In the records below, find the line containing "What's the underlying", then extract that line and all subsequent lines exactly, leaving out everything else.

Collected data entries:
- - - -
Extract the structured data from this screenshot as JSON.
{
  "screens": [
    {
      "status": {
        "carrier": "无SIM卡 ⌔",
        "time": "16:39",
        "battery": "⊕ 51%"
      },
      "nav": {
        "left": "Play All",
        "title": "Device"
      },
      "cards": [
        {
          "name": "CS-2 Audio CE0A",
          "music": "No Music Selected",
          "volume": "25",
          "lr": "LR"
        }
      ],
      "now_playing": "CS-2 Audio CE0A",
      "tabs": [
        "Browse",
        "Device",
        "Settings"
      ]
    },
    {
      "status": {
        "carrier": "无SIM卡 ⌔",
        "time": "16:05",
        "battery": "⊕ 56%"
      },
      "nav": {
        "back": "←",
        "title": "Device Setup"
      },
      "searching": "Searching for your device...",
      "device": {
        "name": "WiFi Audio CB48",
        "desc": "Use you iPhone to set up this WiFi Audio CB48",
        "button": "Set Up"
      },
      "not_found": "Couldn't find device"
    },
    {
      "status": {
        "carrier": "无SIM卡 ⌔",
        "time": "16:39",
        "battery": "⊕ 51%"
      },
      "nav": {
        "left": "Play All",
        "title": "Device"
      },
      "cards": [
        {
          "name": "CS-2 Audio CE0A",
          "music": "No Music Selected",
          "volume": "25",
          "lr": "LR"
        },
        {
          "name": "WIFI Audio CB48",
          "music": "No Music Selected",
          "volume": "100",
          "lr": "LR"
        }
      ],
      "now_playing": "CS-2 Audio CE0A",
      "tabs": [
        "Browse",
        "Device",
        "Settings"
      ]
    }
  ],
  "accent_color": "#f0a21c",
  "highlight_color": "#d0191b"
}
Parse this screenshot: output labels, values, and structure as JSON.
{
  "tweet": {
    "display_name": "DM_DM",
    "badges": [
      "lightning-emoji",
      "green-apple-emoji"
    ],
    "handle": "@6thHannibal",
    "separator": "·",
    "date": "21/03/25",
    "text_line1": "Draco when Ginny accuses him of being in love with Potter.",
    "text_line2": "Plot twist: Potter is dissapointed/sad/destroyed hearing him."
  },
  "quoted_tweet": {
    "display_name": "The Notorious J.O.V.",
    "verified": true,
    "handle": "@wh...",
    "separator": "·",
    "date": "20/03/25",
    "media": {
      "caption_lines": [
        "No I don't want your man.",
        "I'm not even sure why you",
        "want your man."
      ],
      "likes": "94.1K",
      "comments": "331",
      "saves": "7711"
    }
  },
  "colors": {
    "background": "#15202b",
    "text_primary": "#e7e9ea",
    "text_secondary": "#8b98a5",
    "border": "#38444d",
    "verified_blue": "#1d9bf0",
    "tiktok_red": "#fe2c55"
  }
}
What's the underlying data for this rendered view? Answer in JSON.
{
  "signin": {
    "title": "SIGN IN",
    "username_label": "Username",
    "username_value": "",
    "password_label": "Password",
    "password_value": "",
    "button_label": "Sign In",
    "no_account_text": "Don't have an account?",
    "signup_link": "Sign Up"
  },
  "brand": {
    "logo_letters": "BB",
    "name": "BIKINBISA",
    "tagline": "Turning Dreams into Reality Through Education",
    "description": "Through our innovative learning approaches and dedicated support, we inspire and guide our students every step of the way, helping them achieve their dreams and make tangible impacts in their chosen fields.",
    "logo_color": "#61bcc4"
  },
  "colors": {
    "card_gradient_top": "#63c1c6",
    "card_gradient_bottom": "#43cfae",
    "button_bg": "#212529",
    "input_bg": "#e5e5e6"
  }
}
- - - -
- _ANSWER TO THIS EXERCISE_
What's the underlying data for this rendered view? Answer in JSON.
{
  "signin": {
    "title": "SIGN IN",
    "username_label": "Username",
    "username_value": "",
    "password_label": "Password",
    "password_value": "",
    "button_label": "Sign In",
    "no_account_text": "Don't have an account?",
    "signup_link": "Sign Up"
  },
  "brand": {
    "logo_letters": "BB",
    "name": "BIKINBISA",
    "tagline": "Turning Dreams into Reality Through Education",
    "description": "Through our innovative learning approaches and dedicated support, we inspire and guide our students every step of the way, helping them achieve their dreams and make tangible impacts in their chosen fields.",
    "logo_color": "#61bcc4"
  },
  "colors": {
    "card_gradient_top": "#63c1c6",
    "card_gradient_bottom": "#43cfae",
    "button_bg": "#212529",
    "input_bg": "#e5e5e6"
  }
}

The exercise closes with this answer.